Category: Uncategorized

1st Workshop on Evaluation and Experimental Design in Data Mining and Machine Learning (EDML 2019)

Helmut Neukirchen, 22. November 2018

My experience with evaluating implementations of machine learning algorithms is that the content of many accepted research papers cannot be reproduced, in particular because the used implementations are not open-source and the authors typically do not even answer emails requesting to use their implementations. This is one aspect of the

1st Workshop on Evaluation and Experimental Design in Data Mining and Machine Learning (EDML 2019)
Workshop at the SIAM International Conference on Data Mining (SDM19), May 2‑4, 2019

Description

A vital part of proposing new machine learning and data mining approaches is evaluating them empirically to allow an assessment of their capabilities. Numerous choices go into setting up such experiments: how to choose the data, how to preprocess them (or not), potential problems associated with the selection of datasets, what other techniques to compare to (if any), what metrics to evaluate, etc. and last but not least how to present and interpret the results. Learning how to make those choices on-the-job, often by copying the evaluation protocols used in the existing literature, can easily lead to the development of problematic habits. Numerous, albeit scattered, publications have called attention to those questions and have occasionally called into question published results, or the usability of published methods. At a time of intense discussions about a reproducibility crisis in natural, social, and life sciences, and conferences such as SIGMOD, KDD, and ECML/PKDD encouraging researchers to make their work as reproducible as possible, we therefore feel that it is important to bring researchers together, and discuss those issues on a fundamental level.

An issue directly related to the first choice mentioned above is the following: even the best-designed experiment carries only limited information if the underlying data are lacking. We therefore also want to discuss questions related to the availability of data, whether they are reliable, diverse, and whether they correspond to realistic and/or challenging problem settings.

Topics

In this workshop, we mainly solicit contributions that discuss those questions on a fundamental level, take stock of the state-of-the-art, offer theoretical arguments, or take well-argued positions, as well as actual evaluation papers that offer new insights, e.g. question published results, or shine the spotlight on the characteristics of existing benchmark data sets.
As such, topics include, but are not limited to

  • Benchmark datasets for data mining tasks: are they diverse/realistic/challenging?
  • Impact of data quality (redundancy, errors, noise, bias, imbalance, ...) on qualitative evaluation
  • Propagation/amplification of data quality issues on the data mining results (also interplay between data and algorithms)
  • Evaluation of unsupervised data mining (dilemma between novelty and validity)
  • Evaluation measures
  • (Automatic) data quality evaluation tools: What are the aspects one should check before starting to apply algorithms to given data?
  • Issues around runtime evaluation (algorithm vs. implementation, dependency on hardware, algorithm parameters, dataset characteristics)
========
■ **REQUIRED ACTIONS**
1: Write out the passage of the workshop announcement from "As such, topics" to "parameters, dataset characteristics)".
2: Reproduce the rows from the first one through the line containing "grok-icon [577, 622, 599, 644]", substituting "consent-banner" for "cookie-banner" and keeping everything else the same.

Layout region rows
========
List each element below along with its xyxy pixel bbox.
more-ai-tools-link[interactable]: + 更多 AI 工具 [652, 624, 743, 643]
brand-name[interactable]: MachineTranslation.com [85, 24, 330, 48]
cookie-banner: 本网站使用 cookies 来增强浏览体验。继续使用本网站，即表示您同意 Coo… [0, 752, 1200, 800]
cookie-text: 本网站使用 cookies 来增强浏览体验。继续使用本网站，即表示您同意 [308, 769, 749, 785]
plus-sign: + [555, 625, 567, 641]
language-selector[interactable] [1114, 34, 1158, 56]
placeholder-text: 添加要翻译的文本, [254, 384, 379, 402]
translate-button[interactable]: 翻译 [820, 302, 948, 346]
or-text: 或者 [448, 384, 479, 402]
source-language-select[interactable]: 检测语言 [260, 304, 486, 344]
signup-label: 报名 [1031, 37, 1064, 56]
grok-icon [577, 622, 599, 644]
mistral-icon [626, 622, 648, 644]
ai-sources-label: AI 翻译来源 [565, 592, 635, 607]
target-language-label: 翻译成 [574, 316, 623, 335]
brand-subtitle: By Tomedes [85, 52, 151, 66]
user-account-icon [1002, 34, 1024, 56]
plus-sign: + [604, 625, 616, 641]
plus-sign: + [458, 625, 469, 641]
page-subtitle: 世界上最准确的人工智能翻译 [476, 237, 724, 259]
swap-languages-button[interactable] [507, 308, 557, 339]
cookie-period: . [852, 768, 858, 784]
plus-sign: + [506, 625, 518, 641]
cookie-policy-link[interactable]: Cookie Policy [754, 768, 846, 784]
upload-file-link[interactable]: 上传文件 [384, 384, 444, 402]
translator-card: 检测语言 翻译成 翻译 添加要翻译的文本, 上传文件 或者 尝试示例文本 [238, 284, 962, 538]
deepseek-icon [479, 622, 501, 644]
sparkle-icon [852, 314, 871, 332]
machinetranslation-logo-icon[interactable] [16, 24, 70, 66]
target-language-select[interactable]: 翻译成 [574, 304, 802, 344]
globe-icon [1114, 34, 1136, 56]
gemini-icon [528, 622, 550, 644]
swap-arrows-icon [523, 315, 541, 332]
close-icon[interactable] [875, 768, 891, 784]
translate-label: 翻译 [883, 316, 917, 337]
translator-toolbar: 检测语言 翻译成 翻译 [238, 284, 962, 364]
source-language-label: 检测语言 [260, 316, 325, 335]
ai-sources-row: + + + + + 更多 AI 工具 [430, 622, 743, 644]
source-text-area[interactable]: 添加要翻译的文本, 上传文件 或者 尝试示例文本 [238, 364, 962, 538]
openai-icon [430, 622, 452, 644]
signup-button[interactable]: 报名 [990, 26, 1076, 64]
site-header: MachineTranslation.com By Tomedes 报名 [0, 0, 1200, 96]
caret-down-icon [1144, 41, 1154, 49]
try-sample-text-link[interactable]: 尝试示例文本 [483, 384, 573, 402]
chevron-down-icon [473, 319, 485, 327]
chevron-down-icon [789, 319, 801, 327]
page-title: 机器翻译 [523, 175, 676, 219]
========
■ **SOLUTIONS**
1:
As such, topics include, but are not limited to

  • Benchmark datasets for data mining tasks: are they diverse/realistic/challenging?
  • Impact of data quality (redundancy, errors, noise, bias, imbalance, ...) on qualitative evaluation
  • Propagation/amplification of data quality issues on the data mining results (also interplay between data and algorithms)
  • Evaluation of unsupervised data mining (dilemma between novelty and validity)
  • Evaluation measures
  • (Automatic) data quality evaluation tools: What are the aspects one should check before starting to apply algorithms to given data?
  • Issues around runtime evaluation (algorithm vs. implementation, dependency on hardware, algorithm parameters, dataset characteristics)

2:
List each element below along with its xyxy pixel bbox.
more-ai-tools-link[interactable]: + 更多 AI 工具 [652, 624, 743, 643]
brand-name[interactable]: MachineTranslation.com [85, 24, 330, 48]
consent-banner: 本网站使用 cookies 来增强浏览体验。继续使用本网站，即表示您同意 Coo… [0, 752, 1200, 800]
cookie-text: 本网站使用 cookies 来增强浏览体验。继续使用本网站，即表示您同意 [308, 769, 749, 785]
plus-sign: + [555, 625, 567, 641]
language-selector[interactable] [1114, 34, 1158, 56]
placeholder-text: 添加要翻译的文本, [254, 384, 379, 402]
translate-button[interactable]: 翻译 [820, 302, 948, 346]
or-text: 或者 [448, 384, 479, 402]
source-language-select[interactable]: 检测语言 [260, 304, 486, 344]
signup-label: 报名 [1031, 37, 1064, 56]
grok-icon [577, 622, 599, 644]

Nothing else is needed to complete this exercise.